EXTRACTED TEXT:
§

A Method of Selective Attention for Reservoir Based Agents
Kevin McKee
TL;DR
In reservoir-based reinforcement learning, training efficiency is hindered by high-dimensional, uninformative inputs. The paper compares Layer Normalization, a simple vector filter, and a novel Excessively Parameterized Input Concealment (EPIC) that uses reward-driven gradients to suppress inputs, with EPIC achieving the largest speedups. Empirically, input masking speeds training substantially, up to about four-fold versus a no-masking baseline and around two-fold over LayerNorm, sustaining gains across different distraction sizes. The work supports reward-driven selective attention as a practical, low-cost technique to enhance training efficiency for memory-augmented RL agents, with implications for designing attention mechanisms in sequential decision tasks.
Abstract
Training of deep reinforcement learning agents is slowed considerably by the presence of input dimensions that do not usefully condition the reward function. Existing modules such as layer normalization can be trained with weight decay to act as a form of selective attention, i.e. an input mask, that shrinks the scale of unnecessary inputs, which in turn accelerates training of the policy. However, we find a surprising result that adding numerous parameters to the computation of the input mask results in much faster training. A simple, high dimensional masking module is compared with layer normalization and a model without any input suppression. The high dimensional mask resulted in a four-fold speedup in training over the null hypothesis and a two-fold speedup in training over the layer normalization method.

§

DIRECTIONS:
• A. Quote the paper summary between "A Method of" and "sequential decision tasks.", inclusive.
• B. In the paper summary, how much faster did training run with the high dimensional mask than with the layer normalization method?
The rows are drawn from a separate source and are unrelated to the paper summary.

Stored data:

§

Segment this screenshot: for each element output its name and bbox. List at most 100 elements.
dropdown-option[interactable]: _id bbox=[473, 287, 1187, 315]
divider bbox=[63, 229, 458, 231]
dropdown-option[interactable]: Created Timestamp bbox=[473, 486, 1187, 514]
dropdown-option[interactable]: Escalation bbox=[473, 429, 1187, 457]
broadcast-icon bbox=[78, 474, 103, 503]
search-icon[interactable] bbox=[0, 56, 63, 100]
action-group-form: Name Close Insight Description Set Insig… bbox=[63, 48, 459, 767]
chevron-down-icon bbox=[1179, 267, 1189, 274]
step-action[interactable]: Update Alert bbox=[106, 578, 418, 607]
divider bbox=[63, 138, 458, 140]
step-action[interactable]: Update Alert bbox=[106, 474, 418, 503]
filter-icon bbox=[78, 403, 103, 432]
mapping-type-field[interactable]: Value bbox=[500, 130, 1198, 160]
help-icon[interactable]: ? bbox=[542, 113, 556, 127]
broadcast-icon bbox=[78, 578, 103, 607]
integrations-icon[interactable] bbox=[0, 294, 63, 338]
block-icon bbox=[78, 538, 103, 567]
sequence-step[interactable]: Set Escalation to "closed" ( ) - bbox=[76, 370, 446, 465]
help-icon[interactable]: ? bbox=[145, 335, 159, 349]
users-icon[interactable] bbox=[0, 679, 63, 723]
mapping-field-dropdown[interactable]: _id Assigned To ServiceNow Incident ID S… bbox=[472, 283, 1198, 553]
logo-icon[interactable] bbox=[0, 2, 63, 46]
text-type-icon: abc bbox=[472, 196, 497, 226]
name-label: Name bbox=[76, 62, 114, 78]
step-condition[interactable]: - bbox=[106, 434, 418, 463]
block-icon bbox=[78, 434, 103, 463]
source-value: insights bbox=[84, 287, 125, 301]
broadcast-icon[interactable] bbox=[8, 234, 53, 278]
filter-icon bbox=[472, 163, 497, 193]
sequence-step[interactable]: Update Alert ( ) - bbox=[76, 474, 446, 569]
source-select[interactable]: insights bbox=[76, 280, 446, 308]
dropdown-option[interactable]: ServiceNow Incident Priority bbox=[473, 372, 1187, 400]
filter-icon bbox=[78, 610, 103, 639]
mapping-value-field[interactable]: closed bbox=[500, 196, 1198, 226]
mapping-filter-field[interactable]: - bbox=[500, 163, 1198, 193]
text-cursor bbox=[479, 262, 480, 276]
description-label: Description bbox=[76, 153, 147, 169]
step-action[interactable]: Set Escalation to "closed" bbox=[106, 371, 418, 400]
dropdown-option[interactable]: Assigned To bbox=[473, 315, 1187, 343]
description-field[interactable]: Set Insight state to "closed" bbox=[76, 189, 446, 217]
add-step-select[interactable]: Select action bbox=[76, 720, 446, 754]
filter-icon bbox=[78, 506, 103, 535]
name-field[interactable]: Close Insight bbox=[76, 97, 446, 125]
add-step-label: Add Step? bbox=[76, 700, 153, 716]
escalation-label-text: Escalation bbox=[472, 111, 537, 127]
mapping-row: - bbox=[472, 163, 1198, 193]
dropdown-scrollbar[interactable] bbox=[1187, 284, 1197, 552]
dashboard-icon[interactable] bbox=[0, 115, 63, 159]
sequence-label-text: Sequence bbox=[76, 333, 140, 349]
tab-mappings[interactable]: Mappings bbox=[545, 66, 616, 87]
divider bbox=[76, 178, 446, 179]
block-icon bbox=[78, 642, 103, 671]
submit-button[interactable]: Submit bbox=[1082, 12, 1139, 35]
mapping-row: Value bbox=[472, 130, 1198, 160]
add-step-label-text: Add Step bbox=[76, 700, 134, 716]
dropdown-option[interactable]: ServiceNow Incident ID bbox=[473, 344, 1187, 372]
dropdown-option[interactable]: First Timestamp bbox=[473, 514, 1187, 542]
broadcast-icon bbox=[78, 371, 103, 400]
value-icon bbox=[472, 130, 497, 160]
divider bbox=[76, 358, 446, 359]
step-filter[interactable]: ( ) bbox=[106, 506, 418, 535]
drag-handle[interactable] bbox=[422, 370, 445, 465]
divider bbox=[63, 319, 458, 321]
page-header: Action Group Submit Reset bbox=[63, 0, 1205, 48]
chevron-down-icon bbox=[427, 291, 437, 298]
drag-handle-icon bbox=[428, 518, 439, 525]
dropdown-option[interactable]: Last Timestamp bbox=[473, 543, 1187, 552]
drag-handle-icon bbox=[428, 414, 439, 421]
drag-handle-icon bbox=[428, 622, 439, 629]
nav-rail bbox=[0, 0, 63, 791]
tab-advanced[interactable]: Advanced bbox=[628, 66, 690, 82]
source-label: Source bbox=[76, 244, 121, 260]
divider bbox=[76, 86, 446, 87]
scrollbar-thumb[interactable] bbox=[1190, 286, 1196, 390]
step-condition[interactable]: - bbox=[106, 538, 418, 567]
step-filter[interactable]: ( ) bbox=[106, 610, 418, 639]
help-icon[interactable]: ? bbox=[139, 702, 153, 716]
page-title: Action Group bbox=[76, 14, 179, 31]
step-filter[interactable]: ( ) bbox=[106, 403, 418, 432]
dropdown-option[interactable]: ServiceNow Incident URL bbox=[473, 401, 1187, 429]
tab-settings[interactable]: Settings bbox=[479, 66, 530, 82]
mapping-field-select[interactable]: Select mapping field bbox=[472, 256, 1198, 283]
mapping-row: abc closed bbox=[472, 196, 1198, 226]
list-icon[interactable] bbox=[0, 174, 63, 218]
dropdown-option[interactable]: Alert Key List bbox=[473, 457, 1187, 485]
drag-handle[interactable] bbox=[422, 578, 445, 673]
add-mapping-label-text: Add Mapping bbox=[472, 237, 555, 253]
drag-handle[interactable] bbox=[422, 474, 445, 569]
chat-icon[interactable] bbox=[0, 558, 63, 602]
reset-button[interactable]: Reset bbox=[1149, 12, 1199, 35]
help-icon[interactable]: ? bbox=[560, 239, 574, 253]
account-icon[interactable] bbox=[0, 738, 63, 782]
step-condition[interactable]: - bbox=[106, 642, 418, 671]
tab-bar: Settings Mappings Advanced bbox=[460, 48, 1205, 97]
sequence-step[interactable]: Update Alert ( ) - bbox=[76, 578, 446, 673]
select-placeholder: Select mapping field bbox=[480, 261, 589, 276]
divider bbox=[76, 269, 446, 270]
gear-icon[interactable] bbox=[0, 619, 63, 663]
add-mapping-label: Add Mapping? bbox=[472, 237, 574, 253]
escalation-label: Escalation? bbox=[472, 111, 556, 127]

§

EXERCISE RESPONSES:
• A.
A Method of Selective Attention for Reservoir Based Agents
Kevin McKee
TL;DR
In reservoir-based reinforcement learning, training efficiency is hindered by high-dimensional, uninformative inputs. The paper compares Layer Normalization, a simple vector filter, and a novel Excessively Parameterized Input Concealment (EPIC) that uses reward-driven gradients to suppress inputs, with EPIC achieving the largest speedups. Empirically, input masking speeds training substantially, up to about four-fold versus a no-masking baseline and around two-fold over LayerNorm, sustaining gains across different distraction sizes. The work supports reward-driven selective attention as a practical, low-cost technique to enhance training efficiency for memory-augmented RL agents, with implications for designing attention mechanisms in sequential decision tasks.

• B. It ran two-fold faster.